- [Complete the following]
A – In the piece on the European crisis, why does the crisis have such a paralyzing effect on equity markets? Answer in one to three sentences.
B – Carry on the piece about the European crisis, starting after its final sentence.

- [Provided text]
Euro Trip - How to navigate the twists and turns of the European Crisis

Euro Trip - How to navigate the twists and turns of the European Crisis

  • Posted on: 9 December 2015
  • By: admin

The following is an excerpt from our research piece Europe - Why it Matters, the Problems, and the Potential Solutions which can be found at pathlightinvestors.com/europe-why-it-matters-problems-and-potential-solutions
 

One of the worst feelings a human being can experience is uncertainty. We like to know how things will play out, to have confidence that decisions we make will be rewarded, and to know that we are “on the right path.” Equity markets are exactly like human beings. They hate uncertainty. Uncertainty dashes hope, and at the end of the day, stock markets are as much a gauge of hope as they are of true value. 

This is why the European crisis is such a paralyzing “event”. Even though we would rather not believe that the debt problems of a country with a population the size of Manhattan (Greece) can/should affect the U.S. economy, the simple fact is that we cannot ignore what is playing out in Europe. More importantly, if we don’t learn from these issues, we can expect greater pain in the future.

- [Material]
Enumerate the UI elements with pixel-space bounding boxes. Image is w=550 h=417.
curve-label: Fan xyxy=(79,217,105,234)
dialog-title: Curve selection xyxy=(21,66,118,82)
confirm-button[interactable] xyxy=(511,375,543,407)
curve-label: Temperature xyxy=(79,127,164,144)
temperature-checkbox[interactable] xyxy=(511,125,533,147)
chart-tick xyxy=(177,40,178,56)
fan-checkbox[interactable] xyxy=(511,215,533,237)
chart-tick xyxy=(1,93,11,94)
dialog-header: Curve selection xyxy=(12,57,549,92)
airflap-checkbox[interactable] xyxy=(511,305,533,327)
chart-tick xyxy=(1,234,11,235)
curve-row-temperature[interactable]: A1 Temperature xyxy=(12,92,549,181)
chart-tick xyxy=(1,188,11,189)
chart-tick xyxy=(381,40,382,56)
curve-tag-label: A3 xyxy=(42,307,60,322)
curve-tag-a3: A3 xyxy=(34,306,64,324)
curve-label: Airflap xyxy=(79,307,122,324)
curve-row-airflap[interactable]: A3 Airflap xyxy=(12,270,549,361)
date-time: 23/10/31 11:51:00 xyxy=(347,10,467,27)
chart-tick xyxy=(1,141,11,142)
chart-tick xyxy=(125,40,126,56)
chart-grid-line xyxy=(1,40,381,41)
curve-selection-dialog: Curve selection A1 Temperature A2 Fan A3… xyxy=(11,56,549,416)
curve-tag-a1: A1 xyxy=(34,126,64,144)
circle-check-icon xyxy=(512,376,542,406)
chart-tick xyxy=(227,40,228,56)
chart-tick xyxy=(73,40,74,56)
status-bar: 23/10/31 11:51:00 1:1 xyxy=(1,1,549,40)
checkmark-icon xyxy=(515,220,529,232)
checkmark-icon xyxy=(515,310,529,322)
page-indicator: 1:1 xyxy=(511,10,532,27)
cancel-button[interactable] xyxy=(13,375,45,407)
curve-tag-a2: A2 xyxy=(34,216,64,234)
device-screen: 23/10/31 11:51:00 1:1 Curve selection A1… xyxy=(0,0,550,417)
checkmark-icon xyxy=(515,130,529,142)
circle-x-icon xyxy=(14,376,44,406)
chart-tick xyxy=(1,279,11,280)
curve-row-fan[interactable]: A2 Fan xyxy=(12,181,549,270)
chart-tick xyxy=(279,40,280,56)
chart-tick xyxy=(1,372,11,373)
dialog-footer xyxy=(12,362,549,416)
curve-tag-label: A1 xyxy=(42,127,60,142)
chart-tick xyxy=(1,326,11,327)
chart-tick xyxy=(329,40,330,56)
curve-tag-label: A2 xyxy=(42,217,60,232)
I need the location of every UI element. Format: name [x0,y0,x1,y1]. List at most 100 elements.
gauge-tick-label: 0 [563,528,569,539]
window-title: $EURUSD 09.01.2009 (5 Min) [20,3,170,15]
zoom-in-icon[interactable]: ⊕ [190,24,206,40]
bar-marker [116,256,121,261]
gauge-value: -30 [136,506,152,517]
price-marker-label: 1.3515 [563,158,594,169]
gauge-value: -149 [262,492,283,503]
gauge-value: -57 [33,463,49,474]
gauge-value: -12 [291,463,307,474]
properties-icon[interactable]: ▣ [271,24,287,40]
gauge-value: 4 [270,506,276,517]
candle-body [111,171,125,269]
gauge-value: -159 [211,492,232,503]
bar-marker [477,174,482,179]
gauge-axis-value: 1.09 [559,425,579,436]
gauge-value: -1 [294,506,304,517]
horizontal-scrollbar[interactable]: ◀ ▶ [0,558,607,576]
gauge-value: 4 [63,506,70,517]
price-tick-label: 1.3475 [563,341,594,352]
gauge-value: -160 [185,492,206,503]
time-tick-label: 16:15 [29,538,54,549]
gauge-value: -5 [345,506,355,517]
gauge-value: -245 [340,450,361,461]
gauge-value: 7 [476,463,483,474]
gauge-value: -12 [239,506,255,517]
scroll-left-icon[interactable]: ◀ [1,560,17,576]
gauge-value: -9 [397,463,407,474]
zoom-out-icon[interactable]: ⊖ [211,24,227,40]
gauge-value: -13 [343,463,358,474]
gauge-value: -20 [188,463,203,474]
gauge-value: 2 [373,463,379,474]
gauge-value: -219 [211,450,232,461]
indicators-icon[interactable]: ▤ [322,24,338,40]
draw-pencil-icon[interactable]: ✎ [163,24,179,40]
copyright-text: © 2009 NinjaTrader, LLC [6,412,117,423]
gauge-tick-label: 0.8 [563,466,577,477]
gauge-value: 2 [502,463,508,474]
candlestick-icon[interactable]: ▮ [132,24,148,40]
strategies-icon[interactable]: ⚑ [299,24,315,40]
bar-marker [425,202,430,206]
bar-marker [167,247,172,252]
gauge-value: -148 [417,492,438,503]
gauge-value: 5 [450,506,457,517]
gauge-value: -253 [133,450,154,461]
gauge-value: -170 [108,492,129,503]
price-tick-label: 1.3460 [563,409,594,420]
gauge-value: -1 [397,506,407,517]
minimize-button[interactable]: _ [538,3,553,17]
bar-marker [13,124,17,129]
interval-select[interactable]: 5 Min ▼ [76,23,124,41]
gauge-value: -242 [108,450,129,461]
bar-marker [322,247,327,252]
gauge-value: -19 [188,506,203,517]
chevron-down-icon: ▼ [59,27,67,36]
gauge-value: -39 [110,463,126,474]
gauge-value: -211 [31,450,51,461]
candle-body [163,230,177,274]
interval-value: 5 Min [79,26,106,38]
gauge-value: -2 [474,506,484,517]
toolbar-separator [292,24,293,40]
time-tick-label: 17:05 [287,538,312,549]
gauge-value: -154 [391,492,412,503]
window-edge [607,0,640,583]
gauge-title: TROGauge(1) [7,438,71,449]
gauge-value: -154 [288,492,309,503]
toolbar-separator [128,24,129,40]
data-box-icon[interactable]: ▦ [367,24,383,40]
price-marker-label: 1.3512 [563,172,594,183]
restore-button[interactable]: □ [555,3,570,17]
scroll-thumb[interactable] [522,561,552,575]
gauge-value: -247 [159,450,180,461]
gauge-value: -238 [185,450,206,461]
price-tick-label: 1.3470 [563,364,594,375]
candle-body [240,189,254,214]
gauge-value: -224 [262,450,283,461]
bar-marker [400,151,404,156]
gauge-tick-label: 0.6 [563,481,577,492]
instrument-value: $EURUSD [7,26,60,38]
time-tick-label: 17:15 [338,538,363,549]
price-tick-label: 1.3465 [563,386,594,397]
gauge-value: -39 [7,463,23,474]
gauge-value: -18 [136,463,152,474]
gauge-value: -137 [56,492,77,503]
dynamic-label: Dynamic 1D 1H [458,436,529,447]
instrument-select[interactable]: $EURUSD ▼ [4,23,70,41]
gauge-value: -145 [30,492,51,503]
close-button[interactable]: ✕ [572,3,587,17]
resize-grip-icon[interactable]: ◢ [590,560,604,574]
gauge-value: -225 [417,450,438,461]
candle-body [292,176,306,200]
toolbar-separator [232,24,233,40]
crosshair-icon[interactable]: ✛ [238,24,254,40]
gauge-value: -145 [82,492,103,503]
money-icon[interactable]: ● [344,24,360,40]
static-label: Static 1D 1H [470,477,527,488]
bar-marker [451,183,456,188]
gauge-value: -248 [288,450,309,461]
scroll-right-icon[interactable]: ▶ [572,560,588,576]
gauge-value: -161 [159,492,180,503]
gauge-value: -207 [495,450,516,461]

- [Answers to each task]
A – Equity markets, like people, hate uncertainty, and the European crisis creates a great deal of it. Uncertainty dashes hope, and stock markets measure hope as much as they measure true value.

B –
 

Why Does Europe Matter?

Just as a refresher, the European Union is made up of 17 member states that have formed an economic and monetary union allowing for easier trade between member nations and a more integrated financial system. The belief was that after a sordid history of constant war/conflict, economic integration would lead to stability and the fostering of common economic interest.

Inclusion in the European Union was supposed to be based on strict fiscal and economic parameters (deficit to Gross Domestic Product (GDP) under 3% and debt to GDP under 60%), but the fiscal controls that “rule” the Union were never given any teeth.  Therefore penalties for violating things like excessive budget deficits are essentially nonexistent.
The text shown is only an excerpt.